▸ Quoted passage:
Study Respondents and Outcomes

Study respondents who met the modified ICHD-3 migraine criteria, assessed using the validated American Migraine Study (AMS)/American Prevalence and Prevention (AMPP) migraine diagnostic module, were entered into the study (note: the AMS/AMPP diagnostic module was based on ICHD-2 migraine criteria,14,15 but no significant changes occurred among the ICHD-2,15 ICHD-3-beta,16 and the final ICHD-311 criteria related to classification of migraine). Responses to the core module were used to categorize respondents who met the AMO criteria for any single class of medications or for multiple classes. Respondents were categorized according to monthly headache frequency (calculated from a 3-month report period) of 0–4 days, 5–9 days, 10–14 days, or ≥15 MHDs. Headache characteristics were assessed in the AMO and non-AMO groups.

Patient-reported outcomes for both groups included PHQ-9, GAD-7, MIDAS, MIBS-4, ASC-12, and Migraine Severity Symptom Score (MSSS). Additional information for all assessments can be found in appendix e-1 (links.lww.com/CPJ/A259).

Emergency health care resource utilization as determined by frequency of emergency department (ED) and urgent care (UC) facility use for headache in the past 6 months was assessed in the AMO and non-AMO groups. The self-reported medical diagnosis of comorbidities reported in the endophenotype module was organized by system organ classes of the Medical Dictionary for Regulatory Activities, and comorbidities that occurred in more than 5% of the CaMEO respondents were reported by AMO status within MHD groups.

Defining AMO

To establish an operational definition for overuse by acute medication class, we chose medication use days per month criteria consistent with medication use rates in ICHD-3 criteria for MOH; AMO was identified from ICHD-3 criteria for single medication class and multiple medication class overuse. The single-class AMO group included respondents who met the AMO criteria for at least 1 class of medication: (1) use of naproxen sodium, aspirin, ibuprofen, acetaminophen, or prescription nonsteroidal anti-inflammatory drugs (NSAIDs) for ≥15 days per month or (2) use of any ergotamine, triptan, opioid, or combination analgesics (including Excedrin, barbiturates, and Midrin) for 10 or more days per month. The multiple-class AMO group included respondents who did not meet any single-class AMO criteria but met the criteria when multiple medication classes were considered: (1) use of 2 or more classes of medication (ergotamines, triptans, simple analgesics, and opioids) but not any single medication, for 10 or more days, and (2) use of 2 or more simple analgesics (acetaminophen, aspirin, NSAID, or other) cumulatively, but not any single medication, for ≥15 days per month. Respondents could meet single-class AMO criteria for 1 or more classes of medication. Respondents meeting any criteria for AMO were categorized into the AMO subgroup, whereas those who failed to meet any criteria were categorized into the non-AMO group.

▸ Input data:
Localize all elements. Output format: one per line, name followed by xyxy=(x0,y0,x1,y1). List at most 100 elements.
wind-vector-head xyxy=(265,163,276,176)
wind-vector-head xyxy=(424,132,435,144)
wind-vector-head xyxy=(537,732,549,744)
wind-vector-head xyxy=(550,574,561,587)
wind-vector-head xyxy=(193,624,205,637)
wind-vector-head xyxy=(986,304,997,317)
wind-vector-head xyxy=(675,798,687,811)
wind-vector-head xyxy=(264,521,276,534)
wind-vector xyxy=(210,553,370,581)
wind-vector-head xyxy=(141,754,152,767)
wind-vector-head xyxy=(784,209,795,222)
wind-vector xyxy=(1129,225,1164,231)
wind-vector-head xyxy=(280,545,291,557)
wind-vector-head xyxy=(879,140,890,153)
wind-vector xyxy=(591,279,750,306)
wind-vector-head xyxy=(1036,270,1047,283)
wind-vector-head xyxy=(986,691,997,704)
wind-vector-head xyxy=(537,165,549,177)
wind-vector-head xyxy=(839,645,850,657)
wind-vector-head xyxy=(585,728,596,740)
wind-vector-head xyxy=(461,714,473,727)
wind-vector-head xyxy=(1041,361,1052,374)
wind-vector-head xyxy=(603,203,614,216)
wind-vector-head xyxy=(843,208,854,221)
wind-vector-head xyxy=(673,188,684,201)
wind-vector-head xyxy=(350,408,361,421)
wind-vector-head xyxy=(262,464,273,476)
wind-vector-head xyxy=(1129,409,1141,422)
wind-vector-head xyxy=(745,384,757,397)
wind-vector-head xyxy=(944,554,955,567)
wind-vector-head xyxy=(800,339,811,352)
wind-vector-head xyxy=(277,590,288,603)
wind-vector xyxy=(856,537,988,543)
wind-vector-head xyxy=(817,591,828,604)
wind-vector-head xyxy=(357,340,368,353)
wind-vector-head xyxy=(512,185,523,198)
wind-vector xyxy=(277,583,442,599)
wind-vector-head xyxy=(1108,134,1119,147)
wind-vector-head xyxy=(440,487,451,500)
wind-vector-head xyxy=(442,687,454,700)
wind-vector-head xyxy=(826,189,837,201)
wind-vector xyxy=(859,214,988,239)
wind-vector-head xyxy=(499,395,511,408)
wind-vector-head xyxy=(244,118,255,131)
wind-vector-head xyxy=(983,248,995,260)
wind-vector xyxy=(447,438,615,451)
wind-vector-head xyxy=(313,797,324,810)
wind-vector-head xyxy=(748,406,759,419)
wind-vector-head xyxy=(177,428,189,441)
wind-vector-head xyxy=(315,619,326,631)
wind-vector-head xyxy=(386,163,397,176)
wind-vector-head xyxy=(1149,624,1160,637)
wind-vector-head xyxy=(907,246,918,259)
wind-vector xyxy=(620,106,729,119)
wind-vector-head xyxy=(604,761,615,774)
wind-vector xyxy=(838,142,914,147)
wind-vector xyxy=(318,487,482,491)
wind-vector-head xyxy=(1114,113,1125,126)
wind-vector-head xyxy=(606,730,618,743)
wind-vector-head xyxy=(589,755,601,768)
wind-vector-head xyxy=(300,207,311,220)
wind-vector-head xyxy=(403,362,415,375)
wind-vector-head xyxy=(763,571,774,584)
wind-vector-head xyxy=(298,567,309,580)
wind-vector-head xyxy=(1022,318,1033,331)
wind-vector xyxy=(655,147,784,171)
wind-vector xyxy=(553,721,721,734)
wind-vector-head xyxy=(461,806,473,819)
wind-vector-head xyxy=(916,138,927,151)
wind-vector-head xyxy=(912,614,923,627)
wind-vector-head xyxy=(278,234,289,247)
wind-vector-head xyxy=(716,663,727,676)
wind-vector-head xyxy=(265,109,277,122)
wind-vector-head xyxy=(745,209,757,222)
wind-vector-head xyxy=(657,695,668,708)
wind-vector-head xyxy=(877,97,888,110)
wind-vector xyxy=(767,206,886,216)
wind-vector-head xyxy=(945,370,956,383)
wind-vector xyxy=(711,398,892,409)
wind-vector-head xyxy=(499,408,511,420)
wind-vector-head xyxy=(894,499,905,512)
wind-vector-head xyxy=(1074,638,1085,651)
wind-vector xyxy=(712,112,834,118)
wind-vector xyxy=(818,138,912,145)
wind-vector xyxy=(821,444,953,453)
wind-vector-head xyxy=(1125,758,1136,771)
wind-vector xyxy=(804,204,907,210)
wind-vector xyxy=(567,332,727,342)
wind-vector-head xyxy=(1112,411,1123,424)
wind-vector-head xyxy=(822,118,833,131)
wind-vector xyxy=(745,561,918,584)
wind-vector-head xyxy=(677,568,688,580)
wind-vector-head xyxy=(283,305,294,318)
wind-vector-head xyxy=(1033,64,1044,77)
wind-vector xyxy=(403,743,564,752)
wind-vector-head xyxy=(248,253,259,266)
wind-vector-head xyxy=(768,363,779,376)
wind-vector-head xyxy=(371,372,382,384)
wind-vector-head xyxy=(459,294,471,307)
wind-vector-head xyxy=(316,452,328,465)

▸ Task statement:
Repeat the part of the migraine study methods text that begins at the words "Patient-reported outcomes for" and stops after "within MHD groups.", word for word.

▸ Task solution:
Patient-reported outcomes for both groups included PHQ-9, GAD-7, MIDAS, MIBS-4, ASC-12, and Migraine Severity Symptom Score (MSSS). Additional information for all assessments can be found in appendix e-1 (links.lww.com/CPJ/A259).

Emergency health care resource utilization as determined by frequency of emergency department (ED) and urgent care (UC) facility use for headache in the past 6 months was assessed in the AMO and non-AMO groups. The self-reported medical diagnosis of comorbidities reported in the endophenotype module was organized by system organ classes of the Medical Dictionary for Regulatory Activities, and comorbidities that occurred in more than 5% of the CaMEO respondents were reported by AMO status within MHD groups.